■ Input data
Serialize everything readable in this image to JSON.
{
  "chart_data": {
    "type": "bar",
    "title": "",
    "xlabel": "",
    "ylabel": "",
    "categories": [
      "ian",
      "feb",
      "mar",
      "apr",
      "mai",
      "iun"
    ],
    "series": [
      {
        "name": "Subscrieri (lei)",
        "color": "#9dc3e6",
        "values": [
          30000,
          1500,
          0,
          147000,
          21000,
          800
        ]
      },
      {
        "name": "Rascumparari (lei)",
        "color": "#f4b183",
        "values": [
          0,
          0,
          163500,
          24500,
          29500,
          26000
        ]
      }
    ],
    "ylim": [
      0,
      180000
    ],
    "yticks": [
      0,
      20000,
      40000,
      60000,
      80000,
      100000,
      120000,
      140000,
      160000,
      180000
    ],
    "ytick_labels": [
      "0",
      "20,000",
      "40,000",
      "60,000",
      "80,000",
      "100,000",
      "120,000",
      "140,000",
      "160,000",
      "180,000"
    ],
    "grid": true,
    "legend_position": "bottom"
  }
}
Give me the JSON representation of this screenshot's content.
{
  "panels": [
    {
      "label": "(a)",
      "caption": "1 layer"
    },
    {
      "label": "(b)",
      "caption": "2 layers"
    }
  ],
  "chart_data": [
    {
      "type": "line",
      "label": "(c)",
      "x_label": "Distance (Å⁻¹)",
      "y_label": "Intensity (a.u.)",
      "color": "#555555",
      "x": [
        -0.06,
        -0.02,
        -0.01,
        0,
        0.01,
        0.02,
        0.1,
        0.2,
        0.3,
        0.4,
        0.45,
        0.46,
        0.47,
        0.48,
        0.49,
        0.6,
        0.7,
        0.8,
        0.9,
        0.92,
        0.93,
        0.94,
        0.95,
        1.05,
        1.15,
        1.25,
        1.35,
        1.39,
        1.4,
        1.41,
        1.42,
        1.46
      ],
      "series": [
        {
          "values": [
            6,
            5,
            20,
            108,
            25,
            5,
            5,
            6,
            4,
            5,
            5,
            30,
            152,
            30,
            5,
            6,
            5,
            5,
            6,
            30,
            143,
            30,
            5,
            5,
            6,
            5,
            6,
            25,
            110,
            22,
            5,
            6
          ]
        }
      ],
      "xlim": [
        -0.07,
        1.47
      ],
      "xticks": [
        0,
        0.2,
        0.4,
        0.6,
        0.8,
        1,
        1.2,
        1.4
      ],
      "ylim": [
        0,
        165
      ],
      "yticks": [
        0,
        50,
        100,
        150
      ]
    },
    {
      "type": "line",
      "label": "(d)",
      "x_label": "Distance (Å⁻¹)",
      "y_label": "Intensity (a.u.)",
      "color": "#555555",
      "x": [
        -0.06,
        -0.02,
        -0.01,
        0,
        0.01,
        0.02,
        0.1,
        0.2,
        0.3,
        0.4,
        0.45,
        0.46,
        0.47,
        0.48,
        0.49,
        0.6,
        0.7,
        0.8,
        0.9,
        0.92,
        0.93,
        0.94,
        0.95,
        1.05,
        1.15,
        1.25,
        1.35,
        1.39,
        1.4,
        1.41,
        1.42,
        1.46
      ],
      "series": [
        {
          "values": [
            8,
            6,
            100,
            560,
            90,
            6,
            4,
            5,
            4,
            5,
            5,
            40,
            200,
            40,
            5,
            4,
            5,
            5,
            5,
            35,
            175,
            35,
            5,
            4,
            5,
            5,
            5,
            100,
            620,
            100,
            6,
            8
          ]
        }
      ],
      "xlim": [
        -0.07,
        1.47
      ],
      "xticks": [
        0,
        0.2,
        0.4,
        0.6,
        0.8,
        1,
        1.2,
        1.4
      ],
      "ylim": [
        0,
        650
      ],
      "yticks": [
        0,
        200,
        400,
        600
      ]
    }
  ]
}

■ Direction
Write every entry out again exactly.

■ Right answer
Serialize everything readable in this image to JSON.
{
  "chart_data": {
    "type": "bar",
    "title": "",
    "xlabel": "",
    "ylabel": "",
    "categories": [
      "ian",
      "feb",
      "mar",
      "apr",
      "mai",
      "iun"
    ],
    "series": [
      {
        "name": "Subscrieri (lei)",
        "color": "#9dc3e6",
        "values": [
          30000,
          1500,
          0,
          147000,
          21000,
          800
        ]
      },
      {
        "name": "Rascumparari (lei)",
        "color": "#f4b183",
        "values": [
          0,
          0,
          163500,
          24500,
          29500,
          26000
        ]
      }
    ],
    "ylim": [
      0,
      180000
    ],
    "yticks": [
      0,
      20000,
      40000,
      60000,
      80000,
      100000,
      120000,
      140000,
      160000,
      180000
    ],
    "ytick_labels": [
      "0",
      "20,000",
      "40,000",
      "60,000",
      "80,000",
      "100,000",
      "120,000",
      "140,000",
      "160,000",
      "180,000"
    ],
    "grid": true,
    "legend_position": "bottom"
  }
}
Give me the JSON representation of this screenshot's content.
{
  "panels": [
    {
      "label": "(a)",
      "caption": "1 layer"
    },
    {
      "label": "(b)",
      "caption": "2 layers"
    }
  ],
  "chart_data": [
    {
      "type": "line",
      "label": "(c)",
      "x_label": "Distance (Å⁻¹)",
      "y_label": "Intensity (a.u.)",
      "color": "#555555",
      "x": [
        -0.06,
        -0.02,
        -0.01,
        0,
        0.01,
        0.02,
        0.1,
        0.2,
        0.3,
        0.4,
        0.45,
        0.46,
        0.47,
        0.48,
        0.49,
        0.6,
        0.7,
        0.8,
        0.9,
        0.92,
        0.93,
        0.94,
        0.95,
        1.05,
        1.15,
        1.25,
        1.35,
        1.39,
        1.4,
        1.41,
        1.42,
        1.46
      ],
      "series": [
        {
          "values": [
            6,
            5,
            20,
            108,
            25,
            5,
            5,
            6,
            4,
            5,
            5,
            30,
            152,
            30,
            5,
            6,
            5,
            5,
            6,
            30,
            143,
            30,
            5,
            5,
            6,
            5,
            6,
            25,
            110,
            22,
            5,
            6
          ]
        }
      ],
      "xlim": [
        -0.07,
        1.47
      ],
      "xticks": [
        0,
        0.2,
        0.4,
        0.6,
        0.8,
        1,
        1.2,
        1.4
      ],
      "ylim": [
        0,
        165
      ],
      "yticks": [
        0,
        50,
        100,
        150
      ]
    },
    {
      "type": "line",
      "label": "(d)",
      "x_label": "Distance (Å⁻¹)",
      "y_label": "Intensity (a.u.)",
      "color": "#555555",
      "x": [
        -0.06,
        -0.02,
        -0.01,
        0,
        0.01,
        0.02,
        0.1,
        0.2,
        0.3,
        0.4,
        0.45,
        0.46,
        0.47,
        0.48,
        0.49,
        0.6,
        0.7,
        0.8,
        0.9,
        0.92,
        0.93,
        0.94,
        0.95,
        1.05,
        1.15,
        1.25,
        1.35,
        1.39,
        1.4,
        1.41,
        1.42,
        1.46
      ],
      "series": [
        {
          "values": [
            8,
            6,
            100,
            560,
            90,
            6,
            4,
            5,
            4,
            5,
            5,
            40,
            200,
            40,
            5,
            4,
            5,
            5,
            5,
            35,
            175,
            35,
            5,
            4,
            5,
            5,
            5,
            100,
            620,
            100,
            6,
            8
          ]
        }
      ],
      "xlim": [
        -0.07,
        1.47
      ],
      "xticks": [
        0,
        0.2,
        0.4,
        0.6,
        0.8,
        1,
        1.2,
        1.4
      ],
      "ylim": [
        0,
        650
      ],
      "yticks": [
        0,
        200,
        400,
        600
      ]
    }
  ]
}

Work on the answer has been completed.